Direction: Leave the pictures out. Return all other data exactly.

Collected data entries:
▼▼▼
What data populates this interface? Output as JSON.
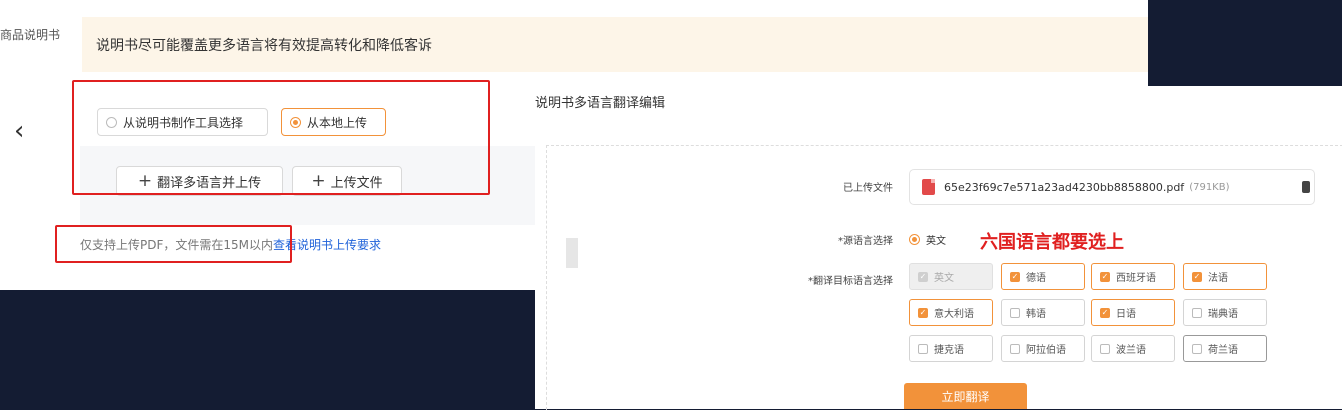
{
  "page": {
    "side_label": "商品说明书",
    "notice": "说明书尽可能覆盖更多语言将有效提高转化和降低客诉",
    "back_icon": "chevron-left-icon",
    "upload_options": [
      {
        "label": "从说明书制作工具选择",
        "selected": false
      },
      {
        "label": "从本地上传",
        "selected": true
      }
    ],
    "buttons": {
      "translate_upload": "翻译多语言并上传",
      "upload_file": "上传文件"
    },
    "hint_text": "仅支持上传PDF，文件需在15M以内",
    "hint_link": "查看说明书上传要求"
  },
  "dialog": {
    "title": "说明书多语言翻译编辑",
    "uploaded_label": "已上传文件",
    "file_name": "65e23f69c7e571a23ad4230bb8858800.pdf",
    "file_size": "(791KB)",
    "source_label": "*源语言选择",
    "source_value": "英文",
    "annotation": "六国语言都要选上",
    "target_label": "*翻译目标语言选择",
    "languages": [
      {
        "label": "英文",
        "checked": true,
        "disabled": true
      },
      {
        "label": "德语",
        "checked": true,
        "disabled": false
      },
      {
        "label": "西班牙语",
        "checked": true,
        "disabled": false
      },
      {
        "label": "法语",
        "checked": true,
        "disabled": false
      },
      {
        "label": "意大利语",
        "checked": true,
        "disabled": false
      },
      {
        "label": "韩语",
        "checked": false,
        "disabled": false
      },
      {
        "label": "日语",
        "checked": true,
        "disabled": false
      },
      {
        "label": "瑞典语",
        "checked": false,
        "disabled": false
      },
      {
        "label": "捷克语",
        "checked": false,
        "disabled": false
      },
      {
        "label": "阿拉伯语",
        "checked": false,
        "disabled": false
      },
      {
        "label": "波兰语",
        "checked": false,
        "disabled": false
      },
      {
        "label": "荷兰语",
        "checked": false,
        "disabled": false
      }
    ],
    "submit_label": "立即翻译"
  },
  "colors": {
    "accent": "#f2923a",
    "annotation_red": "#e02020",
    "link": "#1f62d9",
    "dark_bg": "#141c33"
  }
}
▲▲▲
Worked solution:
What data populates this interface? Output as JSON.
{
  "page": {
    "side_label": "商品说明书",
    "notice": "说明书尽可能覆盖更多语言将有效提高转化和降低客诉",
    "back_icon": "chevron-left-icon",
    "upload_options": [
      {
        "label": "从说明书制作工具选择",
        "selected": false
      },
      {
        "label": "从本地上传",
        "selected": true
      }
    ],
    "buttons": {
      "translate_upload": "翻译多语言并上传",
      "upload_file": "上传文件"
    },
    "hint_text": "仅支持上传PDF，文件需在15M以内",
    "hint_link": "查看说明书上传要求"
  },
  "dialog": {
    "title": "说明书多语言翻译编辑",
    "uploaded_label": "已上传文件",
    "file_name": "65e23f69c7e571a23ad4230bb8858800.pdf",
    "file_size": "(791KB)",
    "source_label": "*源语言选择",
    "source_value": "英文",
    "annotation": "六国语言都要选上",
    "target_label": "*翻译目标语言选择",
    "languages": [
      {
        "label": "英文",
        "checked": true,
        "disabled": true
      },
      {
        "label": "德语",
        "checked": true,
        "disabled": false
      },
      {
        "label": "西班牙语",
        "checked": true,
        "disabled": false
      },
      {
        "label": "法语",
        "checked": true,
        "disabled": false
      },
      {
        "label": "意大利语",
        "checked": true,
        "disabled": false
      },
      {
        "label": "韩语",
        "checked": false,
        "disabled": false
      },
      {
        "label": "日语",
        "checked": true,
        "disabled": false
      },
      {
        "label": "瑞典语",
        "checked": false,
        "disabled": false
      },
      {
        "label": "捷克语",
        "checked": false,
        "disabled": false
      },
      {
        "label": "阿拉伯语",
        "checked": false,
        "disabled": false
      },
      {
        "label": "波兰语",
        "checked": false,
        "disabled": false
      },
      {
        "label": "荷兰语",
        "checked": false,
        "disabled": false
      }
    ],
    "submit_label": "立即翻译"
  },
  "colors": {
    "accent": "#f2923a",
    "annotation_red": "#e02020",
    "link": "#1f62d9",
    "dark_bg": "#141c33"
  }
}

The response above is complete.